Write out the whole listing exactly as it stands.

DATASET RECORDS -
start
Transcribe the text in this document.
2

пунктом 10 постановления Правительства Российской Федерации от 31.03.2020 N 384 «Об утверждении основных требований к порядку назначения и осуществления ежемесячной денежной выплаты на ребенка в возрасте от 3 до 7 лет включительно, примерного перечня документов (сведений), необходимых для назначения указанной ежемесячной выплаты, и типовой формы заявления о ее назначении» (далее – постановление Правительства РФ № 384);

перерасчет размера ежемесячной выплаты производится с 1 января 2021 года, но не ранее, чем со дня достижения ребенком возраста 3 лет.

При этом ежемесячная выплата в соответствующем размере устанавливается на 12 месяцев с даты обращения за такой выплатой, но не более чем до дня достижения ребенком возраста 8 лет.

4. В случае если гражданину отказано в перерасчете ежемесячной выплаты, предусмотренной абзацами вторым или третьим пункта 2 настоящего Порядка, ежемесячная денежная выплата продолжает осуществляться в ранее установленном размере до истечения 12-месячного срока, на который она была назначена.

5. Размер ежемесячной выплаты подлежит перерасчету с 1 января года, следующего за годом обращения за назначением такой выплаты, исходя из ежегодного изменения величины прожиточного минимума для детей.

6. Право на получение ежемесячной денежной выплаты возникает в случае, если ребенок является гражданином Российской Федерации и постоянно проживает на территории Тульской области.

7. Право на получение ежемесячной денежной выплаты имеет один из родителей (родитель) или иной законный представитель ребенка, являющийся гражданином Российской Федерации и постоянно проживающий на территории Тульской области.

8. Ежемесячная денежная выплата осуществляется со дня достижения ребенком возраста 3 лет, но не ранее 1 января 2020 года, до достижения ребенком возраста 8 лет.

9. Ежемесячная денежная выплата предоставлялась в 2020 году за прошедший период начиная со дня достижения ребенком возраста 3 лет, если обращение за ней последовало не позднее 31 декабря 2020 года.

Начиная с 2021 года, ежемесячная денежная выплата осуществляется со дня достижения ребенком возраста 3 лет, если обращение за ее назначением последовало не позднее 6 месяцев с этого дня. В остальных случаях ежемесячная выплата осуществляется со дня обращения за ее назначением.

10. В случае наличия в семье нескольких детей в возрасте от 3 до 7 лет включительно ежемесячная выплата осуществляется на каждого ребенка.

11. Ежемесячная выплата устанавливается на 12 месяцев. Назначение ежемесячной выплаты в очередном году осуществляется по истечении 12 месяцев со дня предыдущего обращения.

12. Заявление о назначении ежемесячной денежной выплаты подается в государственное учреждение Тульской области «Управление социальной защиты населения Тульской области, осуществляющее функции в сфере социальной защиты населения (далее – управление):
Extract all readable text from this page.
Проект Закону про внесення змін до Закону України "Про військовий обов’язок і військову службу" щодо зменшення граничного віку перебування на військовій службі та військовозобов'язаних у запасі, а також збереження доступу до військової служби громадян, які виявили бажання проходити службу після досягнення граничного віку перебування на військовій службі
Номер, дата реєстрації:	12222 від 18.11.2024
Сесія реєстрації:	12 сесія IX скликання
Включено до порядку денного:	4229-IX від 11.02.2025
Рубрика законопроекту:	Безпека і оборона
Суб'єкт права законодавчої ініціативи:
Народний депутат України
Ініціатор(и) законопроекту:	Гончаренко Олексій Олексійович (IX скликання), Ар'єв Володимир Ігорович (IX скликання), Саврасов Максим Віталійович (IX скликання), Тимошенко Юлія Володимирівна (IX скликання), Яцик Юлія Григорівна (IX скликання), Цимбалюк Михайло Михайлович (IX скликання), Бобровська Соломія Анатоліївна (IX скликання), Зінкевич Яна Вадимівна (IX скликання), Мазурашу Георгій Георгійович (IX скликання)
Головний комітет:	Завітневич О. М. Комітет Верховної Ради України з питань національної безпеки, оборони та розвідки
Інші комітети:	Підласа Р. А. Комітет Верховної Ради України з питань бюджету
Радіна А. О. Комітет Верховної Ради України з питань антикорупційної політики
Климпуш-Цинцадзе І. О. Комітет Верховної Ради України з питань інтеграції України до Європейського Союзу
end
SOLUTION -
Transcribe the text in this document.
2

пунктом 10 постановления Правительства Российской Федерации от 31.03.2020 N 384 «Об утверждении основных требований к порядку назначения и осуществления ежемесячной денежной выплаты на ребенка в возрасте от 3 до 7 лет включительно, примерного перечня документов (сведений), необходимых для назначения указанной ежемесячной выплаты, и типовой формы заявления о ее назначении» (далее – постановление Правительства РФ № 384);

перерасчет размера ежемесячной выплаты производится с 1 января 2021 года, но не ранее, чем со дня достижения ребенком возраста 3 лет.

При этом ежемесячная выплата в соответствующем размере устанавливается на 12 месяцев с даты обращения за такой выплатой, но не более чем до дня достижения ребенком возраста 8 лет.

4. В случае если гражданину отказано в перерасчете ежемесячной выплаты, предусмотренной абзацами вторым или третьим пункта 2 настоящего Порядка, ежемесячная денежная выплата продолжает осуществляться в ранее установленном размере до истечения 12-месячного срока, на который она была назначена.

5. Размер ежемесячной выплаты подлежит перерасчету с 1 января года, следующего за годом обращения за назначением такой выплаты, исходя из ежегодного изменения величины прожиточного минимума для детей.

6. Право на получение ежемесячной денежной выплаты возникает в случае, если ребенок является гражданином Российской Федерации и постоянно проживает на территории Тульской области.

7. Право на получение ежемесячной денежной выплаты имеет один из родителей (родитель) или иной законный представитель ребенка, являющийся гражданином Российской Федерации и постоянно проживающий на территории Тульской области.

8. Ежемесячная денежная выплата осуществляется со дня достижения ребенком возраста 3 лет, но не ранее 1 января 2020 года, до достижения ребенком возраста 8 лет.

9. Ежемесячная денежная выплата предоставлялась в 2020 году за прошедший период начиная со дня достижения ребенком возраста 3 лет, если обращение за ней последовало не позднее 31 декабря 2020 года.

Начиная с 2021 года, ежемесячная денежная выплата осуществляется со дня достижения ребенком возраста 3 лет, если обращение за ее назначением последовало не позднее 6 месяцев с этого дня. В остальных случаях ежемесячная выплата осуществляется со дня обращения за ее назначением.

10. В случае наличия в семье нескольких детей в возрасте от 3 до 7 лет включительно ежемесячная выплата осуществляется на каждого ребенка.

11. Ежемесячная выплата устанавливается на 12 месяцев. Назначение ежемесячной выплаты в очередном году осуществляется по истечении 12 месяцев со дня предыдущего обращения.

12. Заявление о назначении ежемесячной денежной выплаты подается в государственное учреждение Тульской области «Управление социальной защиты населения Тульской области, осуществляющее функции в сфере социальной защиты населения (далее – управление):
Extract all readable text from this page.
Проект Закону про внесення змін до Закону України "Про військовий обов’язок і військову службу" щодо зменшення граничного віку перебування на військовій службі та військовозобов'язаних у запасі, а також збереження доступу до військової служби громадян, які виявили бажання проходити службу після досягнення граничного віку перебування на військовій службі
Номер, дата реєстрації:	12222 від 18.11.2024
Сесія реєстрації:	12 сесія IX скликання
Включено до порядку денного:	4229-IX від 11.02.2025
Рубрика законопроекту:	Безпека і оборона
Суб'єкт права законодавчої ініціативи:
Народний депутат України
Ініціатор(и) законопроекту:	Гончаренко Олексій Олексійович (IX скликання), Ар'єв Володимир Ігорович (IX скликання), Саврасов Максим Віталійович (IX скликання), Тимошенко Юлія Володимирівна (IX скликання), Яцик Юлія Григорівна (IX скликання), Цимбалюк Михайло Михайлович (IX скликання), Бобровська Соломія Анатоліївна (IX скликання), Зінкевич Яна Вадимівна (IX скликання), Мазурашу Георгій Георгійович (IX скликання)
Головний комітет:	Завітневич О. М. Комітет Верховної Ради України з питань національної безпеки, оборони та розвідки
Інші комітети:	Підласа Р. А. Комітет Верховної Ради України з питань бюджету
Радіна А. О. Комітет Верховної Ради України з питань антикорупційної політики
Климпуш-Цинцадзе І. О. Комітет Верховної Ради України з питань інтеграції України до Європейського Союзу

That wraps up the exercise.